>> Start Record list
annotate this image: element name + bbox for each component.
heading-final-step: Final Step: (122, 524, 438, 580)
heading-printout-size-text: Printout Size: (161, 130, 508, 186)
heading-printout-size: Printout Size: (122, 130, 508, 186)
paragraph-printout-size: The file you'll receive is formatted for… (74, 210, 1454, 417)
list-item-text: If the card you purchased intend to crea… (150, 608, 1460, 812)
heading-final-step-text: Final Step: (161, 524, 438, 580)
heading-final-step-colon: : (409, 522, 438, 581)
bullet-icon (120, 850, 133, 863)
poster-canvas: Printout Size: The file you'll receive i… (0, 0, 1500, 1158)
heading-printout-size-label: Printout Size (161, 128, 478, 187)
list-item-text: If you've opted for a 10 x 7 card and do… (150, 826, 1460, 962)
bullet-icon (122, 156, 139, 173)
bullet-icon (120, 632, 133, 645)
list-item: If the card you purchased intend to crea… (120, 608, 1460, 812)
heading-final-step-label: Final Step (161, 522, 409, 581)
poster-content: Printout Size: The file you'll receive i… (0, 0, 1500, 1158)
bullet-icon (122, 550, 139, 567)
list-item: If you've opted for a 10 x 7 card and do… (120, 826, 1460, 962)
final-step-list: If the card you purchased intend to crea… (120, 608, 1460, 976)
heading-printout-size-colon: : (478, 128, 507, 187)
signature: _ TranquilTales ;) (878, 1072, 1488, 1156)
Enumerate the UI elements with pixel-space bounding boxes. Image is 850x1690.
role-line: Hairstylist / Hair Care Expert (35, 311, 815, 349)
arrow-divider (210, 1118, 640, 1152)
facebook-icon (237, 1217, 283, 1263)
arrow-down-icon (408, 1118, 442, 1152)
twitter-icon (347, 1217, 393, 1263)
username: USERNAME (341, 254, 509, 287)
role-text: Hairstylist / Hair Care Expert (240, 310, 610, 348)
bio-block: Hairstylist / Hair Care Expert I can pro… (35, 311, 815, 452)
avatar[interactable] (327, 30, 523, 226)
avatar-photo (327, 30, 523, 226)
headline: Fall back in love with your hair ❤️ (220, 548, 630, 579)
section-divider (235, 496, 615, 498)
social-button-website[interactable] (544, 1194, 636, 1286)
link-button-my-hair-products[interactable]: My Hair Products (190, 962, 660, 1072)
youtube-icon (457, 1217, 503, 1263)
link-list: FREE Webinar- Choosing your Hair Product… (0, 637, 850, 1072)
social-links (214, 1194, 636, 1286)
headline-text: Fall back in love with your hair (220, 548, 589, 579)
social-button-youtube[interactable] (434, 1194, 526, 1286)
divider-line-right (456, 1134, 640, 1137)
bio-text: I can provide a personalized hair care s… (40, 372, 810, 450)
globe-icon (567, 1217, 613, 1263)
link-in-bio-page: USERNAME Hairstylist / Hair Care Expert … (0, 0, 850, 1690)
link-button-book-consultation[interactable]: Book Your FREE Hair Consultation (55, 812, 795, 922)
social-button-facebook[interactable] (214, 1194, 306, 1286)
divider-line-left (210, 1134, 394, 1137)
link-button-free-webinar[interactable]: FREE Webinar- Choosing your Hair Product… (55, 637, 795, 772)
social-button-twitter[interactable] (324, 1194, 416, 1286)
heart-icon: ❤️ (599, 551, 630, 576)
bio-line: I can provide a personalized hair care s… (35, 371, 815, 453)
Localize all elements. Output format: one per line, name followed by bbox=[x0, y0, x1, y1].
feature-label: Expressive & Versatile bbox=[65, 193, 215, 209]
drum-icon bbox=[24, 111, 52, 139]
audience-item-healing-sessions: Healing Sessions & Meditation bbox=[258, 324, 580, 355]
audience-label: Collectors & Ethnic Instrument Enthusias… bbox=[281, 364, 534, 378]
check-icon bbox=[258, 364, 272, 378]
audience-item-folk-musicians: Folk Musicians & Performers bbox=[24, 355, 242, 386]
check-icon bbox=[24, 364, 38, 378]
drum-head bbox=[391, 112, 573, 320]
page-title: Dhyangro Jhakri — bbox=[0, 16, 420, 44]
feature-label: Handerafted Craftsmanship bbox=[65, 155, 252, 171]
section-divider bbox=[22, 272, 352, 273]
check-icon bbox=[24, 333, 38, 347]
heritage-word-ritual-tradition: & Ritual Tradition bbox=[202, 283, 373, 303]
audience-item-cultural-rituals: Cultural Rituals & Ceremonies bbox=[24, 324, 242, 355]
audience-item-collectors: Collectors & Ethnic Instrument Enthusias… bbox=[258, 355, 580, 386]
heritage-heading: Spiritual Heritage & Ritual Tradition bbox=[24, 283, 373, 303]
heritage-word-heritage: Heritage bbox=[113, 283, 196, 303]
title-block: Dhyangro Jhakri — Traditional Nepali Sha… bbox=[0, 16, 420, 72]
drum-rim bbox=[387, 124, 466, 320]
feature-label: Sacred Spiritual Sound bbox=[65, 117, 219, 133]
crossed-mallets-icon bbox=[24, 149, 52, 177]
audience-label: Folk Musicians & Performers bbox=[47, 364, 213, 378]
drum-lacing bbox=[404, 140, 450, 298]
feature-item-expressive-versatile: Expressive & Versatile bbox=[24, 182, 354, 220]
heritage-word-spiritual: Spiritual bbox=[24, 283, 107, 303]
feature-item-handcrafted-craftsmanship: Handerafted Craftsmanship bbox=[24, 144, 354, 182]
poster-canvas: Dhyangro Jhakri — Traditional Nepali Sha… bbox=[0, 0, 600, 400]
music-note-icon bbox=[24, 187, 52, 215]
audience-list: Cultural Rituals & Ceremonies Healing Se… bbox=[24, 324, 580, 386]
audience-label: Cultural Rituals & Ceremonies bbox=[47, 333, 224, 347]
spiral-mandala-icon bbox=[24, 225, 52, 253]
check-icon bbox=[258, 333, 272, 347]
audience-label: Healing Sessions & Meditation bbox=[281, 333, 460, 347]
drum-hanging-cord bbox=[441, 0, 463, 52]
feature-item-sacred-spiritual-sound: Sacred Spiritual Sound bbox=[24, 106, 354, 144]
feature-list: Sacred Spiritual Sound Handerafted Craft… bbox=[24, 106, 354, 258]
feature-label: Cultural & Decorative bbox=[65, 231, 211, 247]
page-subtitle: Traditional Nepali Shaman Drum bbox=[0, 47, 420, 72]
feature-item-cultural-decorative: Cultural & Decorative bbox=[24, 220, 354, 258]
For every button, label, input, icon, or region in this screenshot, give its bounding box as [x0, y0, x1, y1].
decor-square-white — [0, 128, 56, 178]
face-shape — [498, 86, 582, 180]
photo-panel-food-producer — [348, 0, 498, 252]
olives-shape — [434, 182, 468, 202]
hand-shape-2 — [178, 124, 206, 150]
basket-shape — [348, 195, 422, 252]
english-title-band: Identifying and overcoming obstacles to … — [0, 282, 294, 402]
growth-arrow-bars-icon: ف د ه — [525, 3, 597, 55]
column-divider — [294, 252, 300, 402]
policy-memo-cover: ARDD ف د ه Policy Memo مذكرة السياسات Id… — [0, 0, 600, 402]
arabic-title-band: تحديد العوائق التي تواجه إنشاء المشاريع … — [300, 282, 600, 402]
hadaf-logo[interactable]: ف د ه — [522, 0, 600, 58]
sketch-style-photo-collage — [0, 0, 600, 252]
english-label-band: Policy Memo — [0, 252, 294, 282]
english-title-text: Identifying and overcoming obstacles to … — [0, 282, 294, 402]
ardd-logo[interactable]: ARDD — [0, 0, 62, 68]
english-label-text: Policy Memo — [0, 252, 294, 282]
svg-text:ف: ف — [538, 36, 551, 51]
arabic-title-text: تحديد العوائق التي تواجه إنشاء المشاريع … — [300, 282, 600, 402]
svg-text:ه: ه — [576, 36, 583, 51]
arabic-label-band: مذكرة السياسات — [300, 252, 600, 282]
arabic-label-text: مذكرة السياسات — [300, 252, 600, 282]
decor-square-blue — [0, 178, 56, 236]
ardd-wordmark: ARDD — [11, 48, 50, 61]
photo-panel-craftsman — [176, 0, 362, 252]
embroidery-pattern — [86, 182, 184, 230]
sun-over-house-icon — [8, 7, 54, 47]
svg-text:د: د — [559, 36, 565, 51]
>> End Record list
■ What the task asks ■
Identify each row above that contains the word "file", and copy every such row in full.

■ Result for this exercise ■
paragraph-printout-size: The file you'll receive is formatted for… (74, 210, 1454, 417)
poster-canvas: Printout Size: The file you'll receive i… (0, 0, 1500, 1158)
poster-content: Printout Size: The file you'll receive i… (0, 0, 1500, 1158)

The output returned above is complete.